====== Data

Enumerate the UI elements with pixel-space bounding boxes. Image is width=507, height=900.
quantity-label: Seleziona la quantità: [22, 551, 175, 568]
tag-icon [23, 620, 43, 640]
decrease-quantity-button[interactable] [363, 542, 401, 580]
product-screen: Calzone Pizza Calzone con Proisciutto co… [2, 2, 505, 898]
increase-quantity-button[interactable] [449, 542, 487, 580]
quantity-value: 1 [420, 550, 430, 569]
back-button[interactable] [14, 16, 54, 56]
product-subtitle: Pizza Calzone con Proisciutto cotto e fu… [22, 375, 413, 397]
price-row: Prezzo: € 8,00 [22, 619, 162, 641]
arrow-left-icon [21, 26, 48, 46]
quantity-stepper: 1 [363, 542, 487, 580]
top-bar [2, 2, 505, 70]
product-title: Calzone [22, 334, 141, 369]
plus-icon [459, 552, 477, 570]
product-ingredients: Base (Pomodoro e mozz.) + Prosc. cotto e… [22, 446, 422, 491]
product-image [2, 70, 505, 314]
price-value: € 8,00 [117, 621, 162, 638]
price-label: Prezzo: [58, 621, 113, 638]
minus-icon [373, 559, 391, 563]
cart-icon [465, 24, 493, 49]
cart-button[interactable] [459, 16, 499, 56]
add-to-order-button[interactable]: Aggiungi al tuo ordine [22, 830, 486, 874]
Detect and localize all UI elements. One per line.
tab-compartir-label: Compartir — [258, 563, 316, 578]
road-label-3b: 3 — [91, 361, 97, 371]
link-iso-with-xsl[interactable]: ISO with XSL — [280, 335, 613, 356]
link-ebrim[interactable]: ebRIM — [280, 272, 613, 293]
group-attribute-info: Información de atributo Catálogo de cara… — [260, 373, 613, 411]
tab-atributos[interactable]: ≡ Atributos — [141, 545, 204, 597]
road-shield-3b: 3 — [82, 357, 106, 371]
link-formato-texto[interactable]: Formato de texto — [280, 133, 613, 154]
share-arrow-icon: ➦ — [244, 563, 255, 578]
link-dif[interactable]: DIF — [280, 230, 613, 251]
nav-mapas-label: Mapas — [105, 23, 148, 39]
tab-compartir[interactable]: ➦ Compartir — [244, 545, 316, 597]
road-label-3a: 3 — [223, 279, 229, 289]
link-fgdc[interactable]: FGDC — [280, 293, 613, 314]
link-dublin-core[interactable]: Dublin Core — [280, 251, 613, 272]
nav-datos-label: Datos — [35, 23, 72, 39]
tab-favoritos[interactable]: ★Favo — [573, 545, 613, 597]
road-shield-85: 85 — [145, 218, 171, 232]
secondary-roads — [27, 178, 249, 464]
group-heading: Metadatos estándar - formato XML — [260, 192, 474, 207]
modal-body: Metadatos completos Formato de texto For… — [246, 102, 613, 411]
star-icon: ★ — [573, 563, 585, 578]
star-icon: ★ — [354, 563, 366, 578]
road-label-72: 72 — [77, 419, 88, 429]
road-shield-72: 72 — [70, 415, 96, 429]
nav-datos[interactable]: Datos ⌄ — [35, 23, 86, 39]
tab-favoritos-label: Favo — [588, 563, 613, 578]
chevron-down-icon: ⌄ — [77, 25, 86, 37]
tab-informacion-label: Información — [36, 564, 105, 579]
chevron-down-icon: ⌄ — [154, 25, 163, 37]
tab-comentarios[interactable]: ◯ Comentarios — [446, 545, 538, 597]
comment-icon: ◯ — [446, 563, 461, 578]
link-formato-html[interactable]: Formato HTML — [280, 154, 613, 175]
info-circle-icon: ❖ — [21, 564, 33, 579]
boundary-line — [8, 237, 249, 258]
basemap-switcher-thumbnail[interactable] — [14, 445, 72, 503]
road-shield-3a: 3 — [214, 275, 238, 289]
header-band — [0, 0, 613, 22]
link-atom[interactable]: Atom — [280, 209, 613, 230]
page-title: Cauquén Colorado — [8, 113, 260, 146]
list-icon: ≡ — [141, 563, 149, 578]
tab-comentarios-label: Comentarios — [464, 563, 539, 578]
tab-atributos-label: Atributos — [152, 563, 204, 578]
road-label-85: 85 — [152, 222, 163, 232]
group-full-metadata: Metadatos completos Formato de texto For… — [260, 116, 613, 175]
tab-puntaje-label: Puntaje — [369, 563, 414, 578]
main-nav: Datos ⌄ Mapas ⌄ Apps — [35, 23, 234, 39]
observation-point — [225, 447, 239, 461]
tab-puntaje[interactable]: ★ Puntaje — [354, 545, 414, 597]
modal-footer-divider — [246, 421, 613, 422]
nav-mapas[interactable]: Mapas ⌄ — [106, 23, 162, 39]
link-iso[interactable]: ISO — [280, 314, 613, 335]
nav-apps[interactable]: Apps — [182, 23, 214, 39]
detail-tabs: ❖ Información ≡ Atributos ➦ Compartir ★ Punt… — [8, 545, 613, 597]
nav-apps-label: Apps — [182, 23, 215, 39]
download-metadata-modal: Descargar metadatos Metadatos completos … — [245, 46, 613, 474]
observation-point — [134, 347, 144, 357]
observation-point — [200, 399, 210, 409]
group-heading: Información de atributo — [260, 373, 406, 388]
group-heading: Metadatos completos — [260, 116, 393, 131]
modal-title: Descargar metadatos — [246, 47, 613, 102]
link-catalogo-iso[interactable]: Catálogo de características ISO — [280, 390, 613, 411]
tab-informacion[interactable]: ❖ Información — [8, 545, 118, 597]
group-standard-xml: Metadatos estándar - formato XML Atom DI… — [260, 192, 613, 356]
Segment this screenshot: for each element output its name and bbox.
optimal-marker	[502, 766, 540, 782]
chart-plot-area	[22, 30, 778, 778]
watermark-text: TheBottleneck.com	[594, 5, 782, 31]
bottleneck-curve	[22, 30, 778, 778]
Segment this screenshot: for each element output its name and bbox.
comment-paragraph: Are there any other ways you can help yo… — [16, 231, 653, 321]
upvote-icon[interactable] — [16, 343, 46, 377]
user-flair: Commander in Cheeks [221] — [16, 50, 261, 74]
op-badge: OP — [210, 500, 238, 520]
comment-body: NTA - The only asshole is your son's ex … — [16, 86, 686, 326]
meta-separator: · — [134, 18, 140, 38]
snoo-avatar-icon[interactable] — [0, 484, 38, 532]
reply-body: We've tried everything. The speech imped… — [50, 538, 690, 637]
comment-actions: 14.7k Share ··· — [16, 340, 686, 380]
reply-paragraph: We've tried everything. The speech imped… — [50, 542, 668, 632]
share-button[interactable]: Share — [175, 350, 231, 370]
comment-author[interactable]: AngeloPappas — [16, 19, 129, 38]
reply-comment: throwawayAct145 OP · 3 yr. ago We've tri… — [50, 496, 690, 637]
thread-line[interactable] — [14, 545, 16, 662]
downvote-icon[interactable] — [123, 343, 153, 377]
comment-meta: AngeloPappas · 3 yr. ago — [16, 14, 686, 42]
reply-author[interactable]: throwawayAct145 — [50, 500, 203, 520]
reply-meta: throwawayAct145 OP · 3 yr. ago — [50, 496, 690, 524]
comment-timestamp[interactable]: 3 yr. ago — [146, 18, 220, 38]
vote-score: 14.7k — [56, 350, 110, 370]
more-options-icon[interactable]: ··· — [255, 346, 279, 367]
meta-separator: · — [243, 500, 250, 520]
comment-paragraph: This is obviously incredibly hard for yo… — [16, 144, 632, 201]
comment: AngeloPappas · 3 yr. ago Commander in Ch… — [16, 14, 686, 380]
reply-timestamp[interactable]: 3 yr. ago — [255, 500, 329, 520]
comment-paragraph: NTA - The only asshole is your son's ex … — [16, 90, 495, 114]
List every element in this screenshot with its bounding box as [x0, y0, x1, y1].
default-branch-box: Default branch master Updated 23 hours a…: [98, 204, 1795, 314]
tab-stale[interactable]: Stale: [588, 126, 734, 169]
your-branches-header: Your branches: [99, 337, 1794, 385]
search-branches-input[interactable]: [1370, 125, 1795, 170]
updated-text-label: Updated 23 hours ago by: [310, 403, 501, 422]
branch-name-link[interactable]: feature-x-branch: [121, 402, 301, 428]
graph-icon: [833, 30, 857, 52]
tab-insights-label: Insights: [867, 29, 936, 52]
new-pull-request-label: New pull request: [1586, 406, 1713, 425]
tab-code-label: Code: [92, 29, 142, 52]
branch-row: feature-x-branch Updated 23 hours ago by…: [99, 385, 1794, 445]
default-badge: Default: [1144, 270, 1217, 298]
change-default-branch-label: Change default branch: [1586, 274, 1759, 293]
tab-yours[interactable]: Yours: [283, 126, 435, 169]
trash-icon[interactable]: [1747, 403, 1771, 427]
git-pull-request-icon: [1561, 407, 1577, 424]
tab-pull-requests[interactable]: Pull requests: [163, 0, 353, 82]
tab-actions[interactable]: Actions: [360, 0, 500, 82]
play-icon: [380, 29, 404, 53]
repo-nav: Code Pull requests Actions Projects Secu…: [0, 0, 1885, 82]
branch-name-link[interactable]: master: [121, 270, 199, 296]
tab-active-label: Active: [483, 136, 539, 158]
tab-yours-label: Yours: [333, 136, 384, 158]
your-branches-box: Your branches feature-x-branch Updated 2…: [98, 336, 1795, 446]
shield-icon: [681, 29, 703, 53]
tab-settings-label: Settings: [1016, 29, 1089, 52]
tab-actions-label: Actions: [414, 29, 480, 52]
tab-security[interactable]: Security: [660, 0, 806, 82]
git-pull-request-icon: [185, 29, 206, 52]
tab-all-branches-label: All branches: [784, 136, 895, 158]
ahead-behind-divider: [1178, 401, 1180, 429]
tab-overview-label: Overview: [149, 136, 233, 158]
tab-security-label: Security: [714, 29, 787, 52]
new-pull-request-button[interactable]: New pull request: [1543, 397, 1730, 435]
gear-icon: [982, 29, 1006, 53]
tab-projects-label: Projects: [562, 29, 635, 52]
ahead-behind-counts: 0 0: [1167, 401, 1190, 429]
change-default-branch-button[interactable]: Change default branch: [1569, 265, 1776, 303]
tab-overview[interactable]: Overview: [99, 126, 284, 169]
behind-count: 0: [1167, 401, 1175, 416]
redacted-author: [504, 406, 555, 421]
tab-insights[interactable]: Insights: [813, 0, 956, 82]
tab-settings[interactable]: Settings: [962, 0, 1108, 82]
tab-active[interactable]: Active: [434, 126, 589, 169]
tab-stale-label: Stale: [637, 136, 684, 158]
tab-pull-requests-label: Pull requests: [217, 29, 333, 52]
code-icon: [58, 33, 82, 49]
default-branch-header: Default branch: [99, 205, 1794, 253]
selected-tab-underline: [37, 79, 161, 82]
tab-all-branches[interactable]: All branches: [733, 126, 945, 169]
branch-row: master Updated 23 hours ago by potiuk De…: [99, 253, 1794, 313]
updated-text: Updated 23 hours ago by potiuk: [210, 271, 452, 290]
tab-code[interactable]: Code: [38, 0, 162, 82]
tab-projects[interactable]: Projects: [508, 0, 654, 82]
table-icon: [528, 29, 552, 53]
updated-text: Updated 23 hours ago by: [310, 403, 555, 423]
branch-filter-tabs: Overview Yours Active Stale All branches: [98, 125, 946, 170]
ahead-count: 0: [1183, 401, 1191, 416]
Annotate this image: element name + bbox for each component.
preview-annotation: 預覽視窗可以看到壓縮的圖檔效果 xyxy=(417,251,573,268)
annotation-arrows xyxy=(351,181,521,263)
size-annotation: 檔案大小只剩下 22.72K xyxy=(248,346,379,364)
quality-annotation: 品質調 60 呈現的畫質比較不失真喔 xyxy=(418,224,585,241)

============

Reproduce verbatim the rows from the first one through the row containing "cart-icon [465, 24, 493, 49]", including both.

Enumerate the UI elements with pixel-space bounding boxes. Image is width=507, height=900.
quantity-label: Seleziona la quantità: [22, 551, 175, 568]
tag-icon [23, 620, 43, 640]
decrease-quantity-button[interactable] [363, 542, 401, 580]
product-screen: Calzone Pizza Calzone con Proisciutto co… [2, 2, 505, 898]
increase-quantity-button[interactable] [449, 542, 487, 580]
quantity-value: 1 [420, 550, 430, 569]
back-button[interactable] [14, 16, 54, 56]
product-subtitle: Pizza Calzone con Proisciutto cotto e fu… [22, 375, 413, 397]
price-row: Prezzo: € 8,00 [22, 619, 162, 641]
arrow-left-icon [21, 26, 48, 46]
quantity-stepper: 1 [363, 542, 487, 580]
top-bar [2, 2, 505, 70]
product-title: Calzone [22, 334, 141, 369]
plus-icon [459, 552, 477, 570]
product-ingredients: Base (Pomodoro e mozz.) + Prosc. cotto e… [22, 446, 422, 491]
product-image [2, 70, 505, 314]
price-value: € 8,00 [117, 621, 162, 638]
price-label: Prezzo: [58, 621, 113, 638]
minus-icon [373, 559, 391, 563]
cart-icon [465, 24, 493, 49]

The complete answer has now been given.